* [Exercise description]
Among the following entries, count the lines that contain "marchandises" and report only the result.
---------- Material shown
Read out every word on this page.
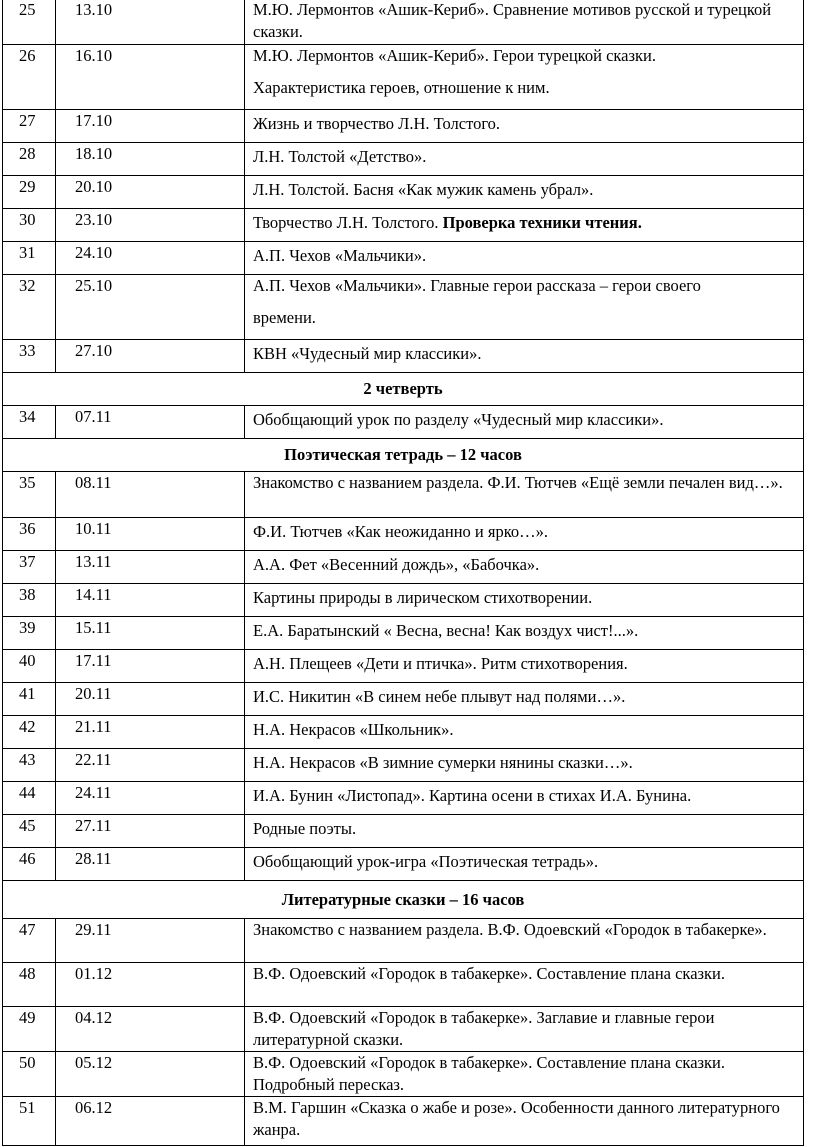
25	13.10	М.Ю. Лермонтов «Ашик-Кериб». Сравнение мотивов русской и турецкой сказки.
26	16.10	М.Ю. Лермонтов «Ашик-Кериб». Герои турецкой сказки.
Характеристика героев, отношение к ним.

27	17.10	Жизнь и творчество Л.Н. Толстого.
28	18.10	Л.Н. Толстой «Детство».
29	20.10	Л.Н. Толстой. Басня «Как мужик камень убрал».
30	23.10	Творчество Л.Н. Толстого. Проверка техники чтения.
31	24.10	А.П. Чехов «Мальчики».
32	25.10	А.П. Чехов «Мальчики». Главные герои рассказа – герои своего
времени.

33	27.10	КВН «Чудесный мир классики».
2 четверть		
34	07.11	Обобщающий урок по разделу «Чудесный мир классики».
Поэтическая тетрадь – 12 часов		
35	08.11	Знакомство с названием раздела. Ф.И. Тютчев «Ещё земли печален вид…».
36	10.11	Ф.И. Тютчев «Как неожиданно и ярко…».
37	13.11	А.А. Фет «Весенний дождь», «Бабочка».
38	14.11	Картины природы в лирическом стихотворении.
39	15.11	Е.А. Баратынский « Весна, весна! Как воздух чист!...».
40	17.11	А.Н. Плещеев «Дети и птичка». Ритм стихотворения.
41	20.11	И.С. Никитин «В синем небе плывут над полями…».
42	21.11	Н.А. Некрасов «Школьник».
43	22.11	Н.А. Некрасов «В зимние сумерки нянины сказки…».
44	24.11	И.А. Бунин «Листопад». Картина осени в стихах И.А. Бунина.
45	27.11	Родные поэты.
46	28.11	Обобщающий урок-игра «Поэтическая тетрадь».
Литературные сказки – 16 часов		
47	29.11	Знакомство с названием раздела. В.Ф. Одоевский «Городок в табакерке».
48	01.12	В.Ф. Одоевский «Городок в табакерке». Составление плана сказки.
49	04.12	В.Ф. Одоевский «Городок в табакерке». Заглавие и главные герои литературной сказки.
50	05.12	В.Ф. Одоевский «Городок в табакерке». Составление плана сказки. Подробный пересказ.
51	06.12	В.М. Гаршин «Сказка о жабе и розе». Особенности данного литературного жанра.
--------------------
---------- Material shown
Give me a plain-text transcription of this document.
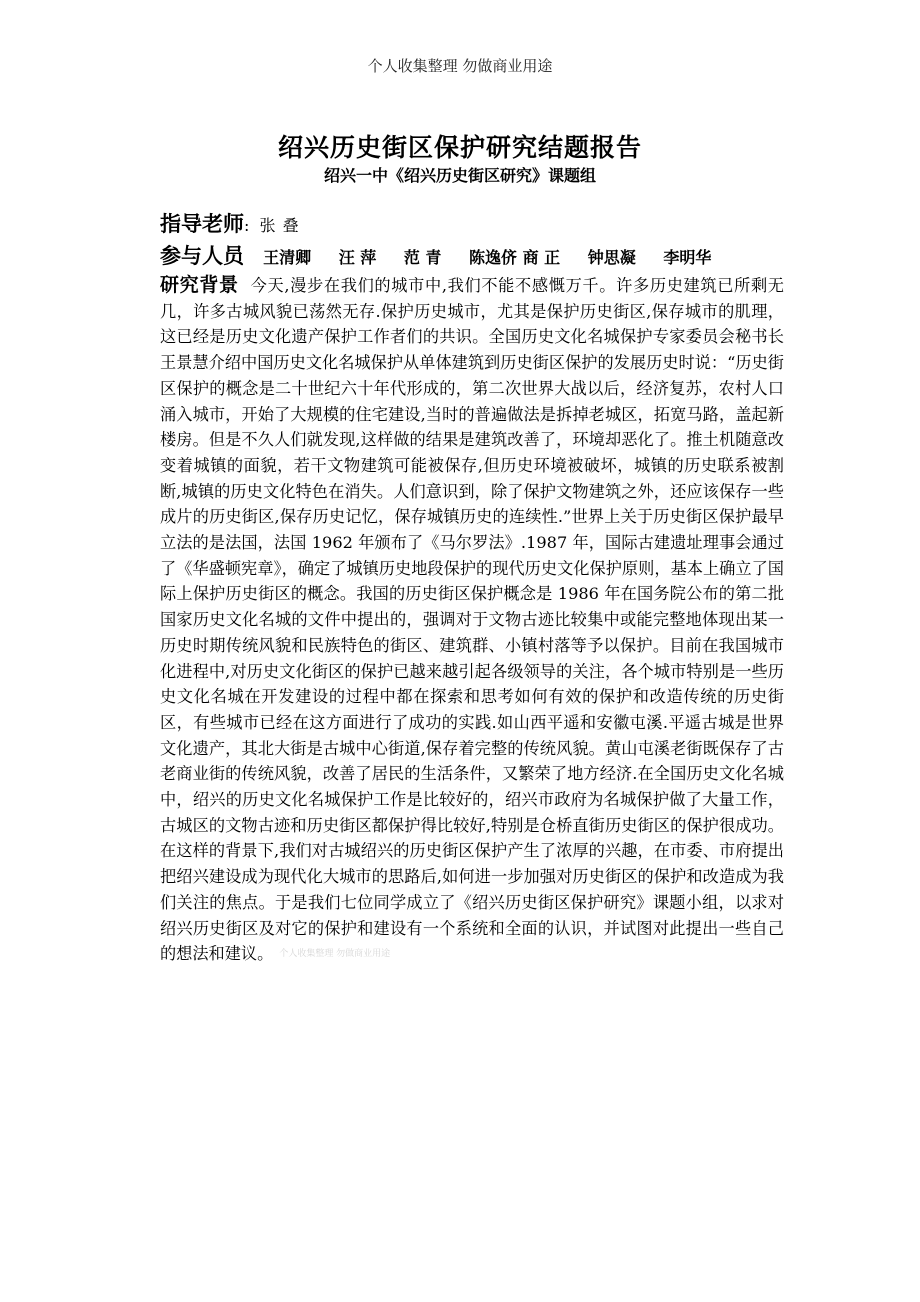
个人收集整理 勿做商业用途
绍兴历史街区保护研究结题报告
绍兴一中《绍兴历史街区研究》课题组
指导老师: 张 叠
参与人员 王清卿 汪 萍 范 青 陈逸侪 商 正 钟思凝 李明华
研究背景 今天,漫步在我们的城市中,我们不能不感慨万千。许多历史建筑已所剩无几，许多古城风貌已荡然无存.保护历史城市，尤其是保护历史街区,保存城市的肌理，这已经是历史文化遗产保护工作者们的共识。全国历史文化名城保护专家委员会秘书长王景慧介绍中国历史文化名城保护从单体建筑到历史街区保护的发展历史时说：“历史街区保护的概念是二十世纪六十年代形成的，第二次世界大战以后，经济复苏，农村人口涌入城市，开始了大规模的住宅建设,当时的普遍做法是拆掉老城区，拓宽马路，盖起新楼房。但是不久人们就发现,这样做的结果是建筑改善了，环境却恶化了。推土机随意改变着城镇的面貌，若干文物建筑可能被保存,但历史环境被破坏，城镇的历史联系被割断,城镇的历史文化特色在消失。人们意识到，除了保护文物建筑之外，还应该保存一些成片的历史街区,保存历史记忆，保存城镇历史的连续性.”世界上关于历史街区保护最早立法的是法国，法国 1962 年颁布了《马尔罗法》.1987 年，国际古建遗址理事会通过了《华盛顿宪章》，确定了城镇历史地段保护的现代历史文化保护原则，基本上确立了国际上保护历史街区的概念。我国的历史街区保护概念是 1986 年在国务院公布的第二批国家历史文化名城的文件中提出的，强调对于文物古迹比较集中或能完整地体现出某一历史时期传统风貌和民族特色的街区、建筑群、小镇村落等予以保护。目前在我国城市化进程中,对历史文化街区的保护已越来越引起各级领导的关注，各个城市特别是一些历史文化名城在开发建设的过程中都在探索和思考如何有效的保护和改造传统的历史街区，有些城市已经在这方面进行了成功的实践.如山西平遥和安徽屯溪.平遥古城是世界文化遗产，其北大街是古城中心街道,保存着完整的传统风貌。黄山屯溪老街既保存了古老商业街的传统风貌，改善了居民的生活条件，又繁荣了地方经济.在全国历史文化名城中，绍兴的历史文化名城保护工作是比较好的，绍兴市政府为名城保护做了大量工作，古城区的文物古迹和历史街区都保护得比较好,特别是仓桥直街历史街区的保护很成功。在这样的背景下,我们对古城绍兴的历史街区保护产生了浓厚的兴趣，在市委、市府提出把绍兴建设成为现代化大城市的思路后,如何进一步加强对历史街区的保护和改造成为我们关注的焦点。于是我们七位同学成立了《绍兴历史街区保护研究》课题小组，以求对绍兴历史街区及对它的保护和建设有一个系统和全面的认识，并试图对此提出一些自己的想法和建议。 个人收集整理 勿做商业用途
--------------------
---------- Material shown
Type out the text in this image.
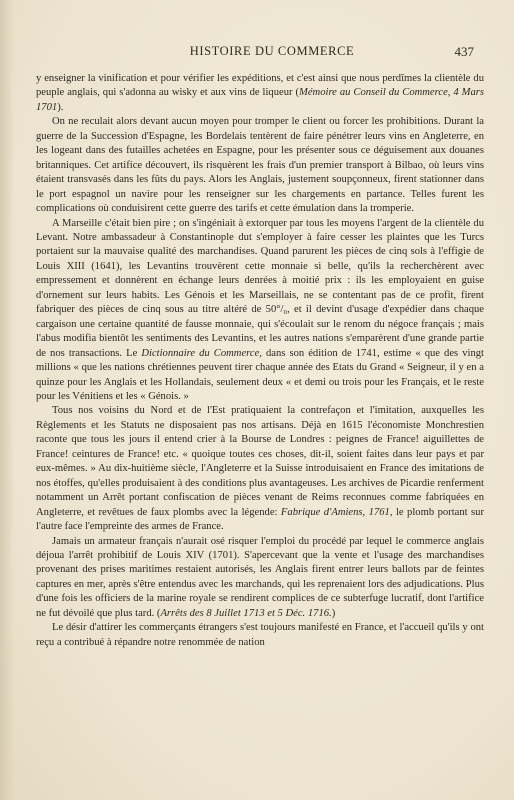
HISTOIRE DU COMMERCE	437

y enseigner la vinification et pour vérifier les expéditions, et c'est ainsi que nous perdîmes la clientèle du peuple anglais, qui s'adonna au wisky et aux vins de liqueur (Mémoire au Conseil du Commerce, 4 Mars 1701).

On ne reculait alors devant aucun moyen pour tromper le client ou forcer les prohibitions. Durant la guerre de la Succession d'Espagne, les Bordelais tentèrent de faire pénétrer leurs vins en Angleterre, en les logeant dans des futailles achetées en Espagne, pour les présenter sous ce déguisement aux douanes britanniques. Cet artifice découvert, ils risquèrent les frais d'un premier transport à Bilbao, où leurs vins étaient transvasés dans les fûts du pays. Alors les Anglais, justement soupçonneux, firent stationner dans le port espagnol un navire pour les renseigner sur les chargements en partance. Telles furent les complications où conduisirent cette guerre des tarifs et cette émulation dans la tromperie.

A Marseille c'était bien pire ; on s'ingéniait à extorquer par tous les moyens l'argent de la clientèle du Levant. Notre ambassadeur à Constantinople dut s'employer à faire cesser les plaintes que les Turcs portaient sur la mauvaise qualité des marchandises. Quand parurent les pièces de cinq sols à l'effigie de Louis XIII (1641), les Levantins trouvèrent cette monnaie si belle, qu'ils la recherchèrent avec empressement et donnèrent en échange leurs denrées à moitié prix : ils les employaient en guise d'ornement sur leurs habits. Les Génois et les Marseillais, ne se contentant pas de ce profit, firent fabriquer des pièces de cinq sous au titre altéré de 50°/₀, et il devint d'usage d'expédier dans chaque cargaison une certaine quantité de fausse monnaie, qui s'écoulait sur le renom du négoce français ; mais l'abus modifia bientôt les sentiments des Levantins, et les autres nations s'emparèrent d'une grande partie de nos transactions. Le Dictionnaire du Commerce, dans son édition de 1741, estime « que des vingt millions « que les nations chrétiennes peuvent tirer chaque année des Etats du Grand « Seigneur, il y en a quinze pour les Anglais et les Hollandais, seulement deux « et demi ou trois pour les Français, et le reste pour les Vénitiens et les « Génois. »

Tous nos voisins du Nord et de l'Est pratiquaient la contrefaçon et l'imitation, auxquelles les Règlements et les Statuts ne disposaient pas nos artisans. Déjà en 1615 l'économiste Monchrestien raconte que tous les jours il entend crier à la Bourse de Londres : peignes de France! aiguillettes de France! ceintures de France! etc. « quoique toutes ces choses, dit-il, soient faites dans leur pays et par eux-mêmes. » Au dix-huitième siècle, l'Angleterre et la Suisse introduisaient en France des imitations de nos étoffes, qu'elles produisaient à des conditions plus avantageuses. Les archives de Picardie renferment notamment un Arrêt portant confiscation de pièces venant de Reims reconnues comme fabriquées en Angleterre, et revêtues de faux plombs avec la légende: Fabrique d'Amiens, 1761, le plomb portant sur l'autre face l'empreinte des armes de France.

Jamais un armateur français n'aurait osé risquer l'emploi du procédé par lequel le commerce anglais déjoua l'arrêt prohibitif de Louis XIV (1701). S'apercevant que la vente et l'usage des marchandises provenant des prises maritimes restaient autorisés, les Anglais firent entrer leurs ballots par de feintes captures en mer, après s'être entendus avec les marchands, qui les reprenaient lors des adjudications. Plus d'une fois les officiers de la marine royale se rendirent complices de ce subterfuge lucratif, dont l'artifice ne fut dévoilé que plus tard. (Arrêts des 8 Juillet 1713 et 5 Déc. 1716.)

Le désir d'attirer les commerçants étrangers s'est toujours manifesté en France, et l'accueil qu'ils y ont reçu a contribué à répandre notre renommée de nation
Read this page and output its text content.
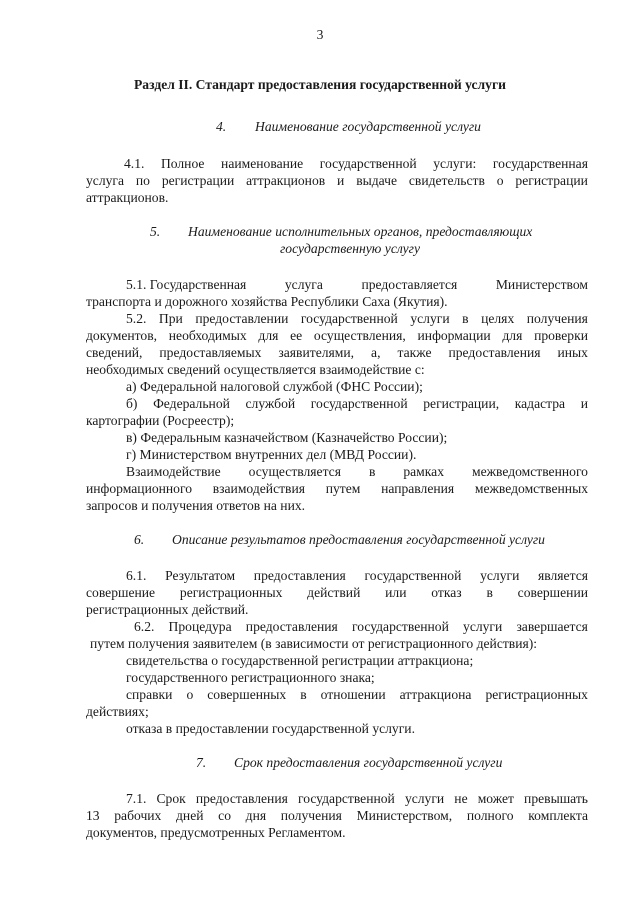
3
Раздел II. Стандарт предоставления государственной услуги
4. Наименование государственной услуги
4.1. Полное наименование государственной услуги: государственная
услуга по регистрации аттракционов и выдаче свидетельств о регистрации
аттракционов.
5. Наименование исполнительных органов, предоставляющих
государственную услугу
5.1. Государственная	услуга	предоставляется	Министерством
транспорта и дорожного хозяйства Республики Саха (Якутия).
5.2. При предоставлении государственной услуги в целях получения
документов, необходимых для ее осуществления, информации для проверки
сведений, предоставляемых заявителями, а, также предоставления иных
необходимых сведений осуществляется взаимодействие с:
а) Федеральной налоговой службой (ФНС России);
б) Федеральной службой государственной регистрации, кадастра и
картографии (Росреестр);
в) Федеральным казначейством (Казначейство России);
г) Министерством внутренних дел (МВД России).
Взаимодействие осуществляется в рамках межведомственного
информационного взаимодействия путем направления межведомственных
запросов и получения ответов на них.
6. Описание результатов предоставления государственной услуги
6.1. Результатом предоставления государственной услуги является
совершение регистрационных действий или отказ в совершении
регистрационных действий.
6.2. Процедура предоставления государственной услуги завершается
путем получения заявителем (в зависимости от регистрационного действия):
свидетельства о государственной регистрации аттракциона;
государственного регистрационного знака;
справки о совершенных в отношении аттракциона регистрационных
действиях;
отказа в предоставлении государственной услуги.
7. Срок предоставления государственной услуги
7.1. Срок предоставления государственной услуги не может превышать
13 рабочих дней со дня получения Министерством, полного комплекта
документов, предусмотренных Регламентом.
--------------------
* [Exercise answer]
2